Short exercise:
How many lines hold the string "products"? Give only the number.
-- begin Input --
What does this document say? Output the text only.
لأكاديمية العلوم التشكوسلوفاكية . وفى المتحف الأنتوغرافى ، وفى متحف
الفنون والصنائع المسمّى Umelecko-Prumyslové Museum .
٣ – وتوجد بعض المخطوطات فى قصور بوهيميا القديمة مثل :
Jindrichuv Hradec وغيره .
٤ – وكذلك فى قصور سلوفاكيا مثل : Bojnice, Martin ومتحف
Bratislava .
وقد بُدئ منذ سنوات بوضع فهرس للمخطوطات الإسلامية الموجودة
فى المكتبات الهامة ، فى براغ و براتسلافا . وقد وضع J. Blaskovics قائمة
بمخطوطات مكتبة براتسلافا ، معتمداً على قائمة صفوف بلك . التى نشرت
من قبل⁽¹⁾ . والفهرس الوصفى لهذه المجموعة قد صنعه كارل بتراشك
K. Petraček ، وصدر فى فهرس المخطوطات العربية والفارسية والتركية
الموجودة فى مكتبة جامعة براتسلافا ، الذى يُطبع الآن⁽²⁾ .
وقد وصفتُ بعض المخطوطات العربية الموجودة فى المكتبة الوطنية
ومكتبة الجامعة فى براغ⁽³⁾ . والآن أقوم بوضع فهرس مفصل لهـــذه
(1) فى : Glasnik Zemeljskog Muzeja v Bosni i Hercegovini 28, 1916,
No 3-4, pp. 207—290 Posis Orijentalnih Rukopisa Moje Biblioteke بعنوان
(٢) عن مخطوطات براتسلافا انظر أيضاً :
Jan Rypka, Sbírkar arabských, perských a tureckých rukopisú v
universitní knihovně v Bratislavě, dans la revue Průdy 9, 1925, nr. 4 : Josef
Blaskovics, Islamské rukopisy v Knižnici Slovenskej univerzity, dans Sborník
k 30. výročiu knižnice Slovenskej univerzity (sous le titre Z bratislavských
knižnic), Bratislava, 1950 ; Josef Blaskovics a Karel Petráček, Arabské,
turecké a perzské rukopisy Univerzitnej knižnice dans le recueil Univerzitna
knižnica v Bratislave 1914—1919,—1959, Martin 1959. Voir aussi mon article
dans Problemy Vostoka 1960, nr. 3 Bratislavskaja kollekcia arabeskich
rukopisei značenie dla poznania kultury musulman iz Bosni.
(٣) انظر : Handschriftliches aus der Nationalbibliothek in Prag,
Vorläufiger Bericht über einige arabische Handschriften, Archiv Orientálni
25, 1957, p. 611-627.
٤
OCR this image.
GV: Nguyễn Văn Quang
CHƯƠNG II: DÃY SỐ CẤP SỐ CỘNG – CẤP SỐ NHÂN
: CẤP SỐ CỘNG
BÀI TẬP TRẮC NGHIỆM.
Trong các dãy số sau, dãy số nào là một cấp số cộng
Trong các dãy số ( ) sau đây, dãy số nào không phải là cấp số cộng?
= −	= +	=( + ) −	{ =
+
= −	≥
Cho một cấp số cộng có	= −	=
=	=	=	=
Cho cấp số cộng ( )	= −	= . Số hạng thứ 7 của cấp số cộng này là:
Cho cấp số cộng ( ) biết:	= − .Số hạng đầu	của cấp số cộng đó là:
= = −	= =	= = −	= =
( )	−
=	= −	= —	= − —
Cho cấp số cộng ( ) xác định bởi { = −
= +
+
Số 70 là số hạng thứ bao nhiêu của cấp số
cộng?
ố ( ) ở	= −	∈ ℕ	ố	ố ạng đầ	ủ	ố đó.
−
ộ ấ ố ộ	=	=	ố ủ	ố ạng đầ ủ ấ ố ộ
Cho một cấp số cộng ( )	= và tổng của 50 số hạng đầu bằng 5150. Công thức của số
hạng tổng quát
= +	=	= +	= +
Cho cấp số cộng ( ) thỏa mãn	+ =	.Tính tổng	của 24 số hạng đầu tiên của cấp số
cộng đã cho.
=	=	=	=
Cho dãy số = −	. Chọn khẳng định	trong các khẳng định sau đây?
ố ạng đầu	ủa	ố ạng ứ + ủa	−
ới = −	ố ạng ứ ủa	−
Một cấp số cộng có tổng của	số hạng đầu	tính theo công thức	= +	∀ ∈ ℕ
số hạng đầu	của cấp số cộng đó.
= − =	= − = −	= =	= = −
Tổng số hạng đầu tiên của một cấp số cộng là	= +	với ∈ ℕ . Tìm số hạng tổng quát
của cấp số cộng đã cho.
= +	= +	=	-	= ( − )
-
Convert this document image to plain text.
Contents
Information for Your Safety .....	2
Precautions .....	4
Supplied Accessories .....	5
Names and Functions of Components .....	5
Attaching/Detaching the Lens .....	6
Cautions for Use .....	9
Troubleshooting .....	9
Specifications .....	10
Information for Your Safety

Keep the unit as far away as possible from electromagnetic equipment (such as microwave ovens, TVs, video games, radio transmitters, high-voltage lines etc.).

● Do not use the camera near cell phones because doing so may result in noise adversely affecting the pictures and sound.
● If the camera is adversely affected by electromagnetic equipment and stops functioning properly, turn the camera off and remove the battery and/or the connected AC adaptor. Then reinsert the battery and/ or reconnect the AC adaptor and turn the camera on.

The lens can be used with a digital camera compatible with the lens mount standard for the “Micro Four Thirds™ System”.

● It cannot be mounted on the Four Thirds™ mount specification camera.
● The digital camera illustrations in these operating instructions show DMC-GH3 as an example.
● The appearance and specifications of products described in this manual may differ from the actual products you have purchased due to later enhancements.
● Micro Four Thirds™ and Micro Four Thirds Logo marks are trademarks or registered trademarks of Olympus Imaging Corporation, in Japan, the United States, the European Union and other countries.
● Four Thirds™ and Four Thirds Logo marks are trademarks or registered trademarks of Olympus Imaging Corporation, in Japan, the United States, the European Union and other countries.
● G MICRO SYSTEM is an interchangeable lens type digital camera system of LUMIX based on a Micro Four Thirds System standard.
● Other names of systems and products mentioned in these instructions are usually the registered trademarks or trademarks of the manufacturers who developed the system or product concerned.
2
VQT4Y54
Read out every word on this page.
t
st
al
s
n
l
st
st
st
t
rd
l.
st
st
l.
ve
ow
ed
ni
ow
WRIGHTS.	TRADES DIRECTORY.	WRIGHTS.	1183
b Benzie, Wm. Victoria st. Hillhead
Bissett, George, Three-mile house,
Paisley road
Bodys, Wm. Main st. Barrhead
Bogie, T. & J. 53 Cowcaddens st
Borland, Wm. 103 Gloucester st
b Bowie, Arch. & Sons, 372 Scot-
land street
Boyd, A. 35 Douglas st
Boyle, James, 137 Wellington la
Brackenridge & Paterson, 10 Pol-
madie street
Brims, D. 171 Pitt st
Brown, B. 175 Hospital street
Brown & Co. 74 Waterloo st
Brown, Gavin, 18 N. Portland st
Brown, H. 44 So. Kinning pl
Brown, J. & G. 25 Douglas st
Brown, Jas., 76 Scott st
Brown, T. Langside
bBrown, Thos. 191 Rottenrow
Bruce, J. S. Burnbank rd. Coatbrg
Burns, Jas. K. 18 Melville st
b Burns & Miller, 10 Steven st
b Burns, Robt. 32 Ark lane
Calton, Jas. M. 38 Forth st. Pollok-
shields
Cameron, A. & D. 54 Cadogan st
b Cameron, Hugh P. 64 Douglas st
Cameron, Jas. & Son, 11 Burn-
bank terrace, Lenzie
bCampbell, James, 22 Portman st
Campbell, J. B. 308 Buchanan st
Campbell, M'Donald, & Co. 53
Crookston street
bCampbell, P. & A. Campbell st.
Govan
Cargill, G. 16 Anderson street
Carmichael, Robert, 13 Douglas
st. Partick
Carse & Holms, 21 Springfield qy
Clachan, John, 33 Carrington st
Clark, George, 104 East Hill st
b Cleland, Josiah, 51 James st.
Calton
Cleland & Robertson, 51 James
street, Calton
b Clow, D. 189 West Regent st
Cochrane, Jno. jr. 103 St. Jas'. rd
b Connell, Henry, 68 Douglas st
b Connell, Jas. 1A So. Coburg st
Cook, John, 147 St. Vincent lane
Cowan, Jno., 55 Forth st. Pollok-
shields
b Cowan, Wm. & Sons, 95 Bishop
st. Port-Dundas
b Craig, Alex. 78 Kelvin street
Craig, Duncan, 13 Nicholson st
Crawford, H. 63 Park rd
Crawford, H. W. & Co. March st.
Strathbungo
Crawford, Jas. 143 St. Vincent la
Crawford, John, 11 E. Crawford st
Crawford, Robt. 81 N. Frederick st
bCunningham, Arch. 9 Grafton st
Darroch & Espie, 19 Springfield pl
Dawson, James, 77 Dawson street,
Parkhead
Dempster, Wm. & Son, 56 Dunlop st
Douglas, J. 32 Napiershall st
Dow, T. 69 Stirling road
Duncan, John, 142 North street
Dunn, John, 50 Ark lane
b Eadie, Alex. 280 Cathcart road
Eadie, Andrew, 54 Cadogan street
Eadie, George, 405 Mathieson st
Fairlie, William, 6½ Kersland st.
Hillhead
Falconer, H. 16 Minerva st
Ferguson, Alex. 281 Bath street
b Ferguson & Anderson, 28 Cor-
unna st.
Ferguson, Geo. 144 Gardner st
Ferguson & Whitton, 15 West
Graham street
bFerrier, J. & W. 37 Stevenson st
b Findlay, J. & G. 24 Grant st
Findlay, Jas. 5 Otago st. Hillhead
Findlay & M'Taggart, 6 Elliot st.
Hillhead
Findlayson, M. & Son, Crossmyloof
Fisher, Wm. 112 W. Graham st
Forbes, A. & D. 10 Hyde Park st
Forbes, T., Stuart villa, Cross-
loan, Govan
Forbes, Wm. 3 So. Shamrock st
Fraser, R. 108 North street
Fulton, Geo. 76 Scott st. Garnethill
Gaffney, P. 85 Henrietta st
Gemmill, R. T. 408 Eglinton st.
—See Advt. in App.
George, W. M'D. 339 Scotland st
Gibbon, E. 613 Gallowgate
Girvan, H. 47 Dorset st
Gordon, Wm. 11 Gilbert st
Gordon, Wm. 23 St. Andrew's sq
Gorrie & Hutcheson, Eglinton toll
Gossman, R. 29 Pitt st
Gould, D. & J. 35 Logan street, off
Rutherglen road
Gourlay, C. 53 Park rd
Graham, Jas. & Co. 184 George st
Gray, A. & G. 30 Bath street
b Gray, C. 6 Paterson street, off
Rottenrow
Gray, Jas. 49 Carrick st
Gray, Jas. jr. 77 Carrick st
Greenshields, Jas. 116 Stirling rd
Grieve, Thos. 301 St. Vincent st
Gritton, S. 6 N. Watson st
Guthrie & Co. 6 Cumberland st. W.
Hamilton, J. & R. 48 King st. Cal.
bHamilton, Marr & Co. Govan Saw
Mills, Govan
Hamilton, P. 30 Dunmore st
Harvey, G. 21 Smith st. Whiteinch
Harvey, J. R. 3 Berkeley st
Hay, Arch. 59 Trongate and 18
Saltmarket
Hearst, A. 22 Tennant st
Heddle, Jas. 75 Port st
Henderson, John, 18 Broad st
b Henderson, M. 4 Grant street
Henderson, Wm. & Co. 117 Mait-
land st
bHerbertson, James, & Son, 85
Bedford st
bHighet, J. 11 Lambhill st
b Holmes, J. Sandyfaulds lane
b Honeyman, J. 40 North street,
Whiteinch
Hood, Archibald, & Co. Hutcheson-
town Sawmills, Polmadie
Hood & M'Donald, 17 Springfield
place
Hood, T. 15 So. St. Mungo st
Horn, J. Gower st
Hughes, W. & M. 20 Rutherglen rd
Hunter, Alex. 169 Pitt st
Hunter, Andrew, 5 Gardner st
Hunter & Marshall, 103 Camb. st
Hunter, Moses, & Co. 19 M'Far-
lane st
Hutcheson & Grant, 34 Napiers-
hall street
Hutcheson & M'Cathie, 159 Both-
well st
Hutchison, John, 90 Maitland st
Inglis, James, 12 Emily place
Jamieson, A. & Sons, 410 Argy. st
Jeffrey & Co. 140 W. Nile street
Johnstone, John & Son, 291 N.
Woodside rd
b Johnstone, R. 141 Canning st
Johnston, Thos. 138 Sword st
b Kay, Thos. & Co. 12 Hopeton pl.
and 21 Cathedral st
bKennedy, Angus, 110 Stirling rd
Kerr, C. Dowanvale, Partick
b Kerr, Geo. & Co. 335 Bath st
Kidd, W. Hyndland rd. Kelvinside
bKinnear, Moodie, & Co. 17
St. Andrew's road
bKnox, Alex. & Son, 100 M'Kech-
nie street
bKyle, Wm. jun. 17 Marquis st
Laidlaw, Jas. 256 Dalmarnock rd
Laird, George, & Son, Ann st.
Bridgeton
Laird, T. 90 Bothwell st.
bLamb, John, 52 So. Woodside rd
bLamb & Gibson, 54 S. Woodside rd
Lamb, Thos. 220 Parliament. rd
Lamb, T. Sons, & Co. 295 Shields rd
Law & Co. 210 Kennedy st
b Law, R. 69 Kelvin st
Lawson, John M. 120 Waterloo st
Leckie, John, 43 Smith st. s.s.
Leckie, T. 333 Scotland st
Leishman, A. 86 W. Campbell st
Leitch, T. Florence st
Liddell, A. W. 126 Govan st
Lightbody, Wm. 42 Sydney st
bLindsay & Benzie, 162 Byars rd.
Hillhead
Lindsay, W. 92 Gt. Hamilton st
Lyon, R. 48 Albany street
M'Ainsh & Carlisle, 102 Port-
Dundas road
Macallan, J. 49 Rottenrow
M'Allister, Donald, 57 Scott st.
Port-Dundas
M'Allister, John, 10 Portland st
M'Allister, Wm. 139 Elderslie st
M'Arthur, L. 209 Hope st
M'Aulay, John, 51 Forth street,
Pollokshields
-- end Input --
Output below:
2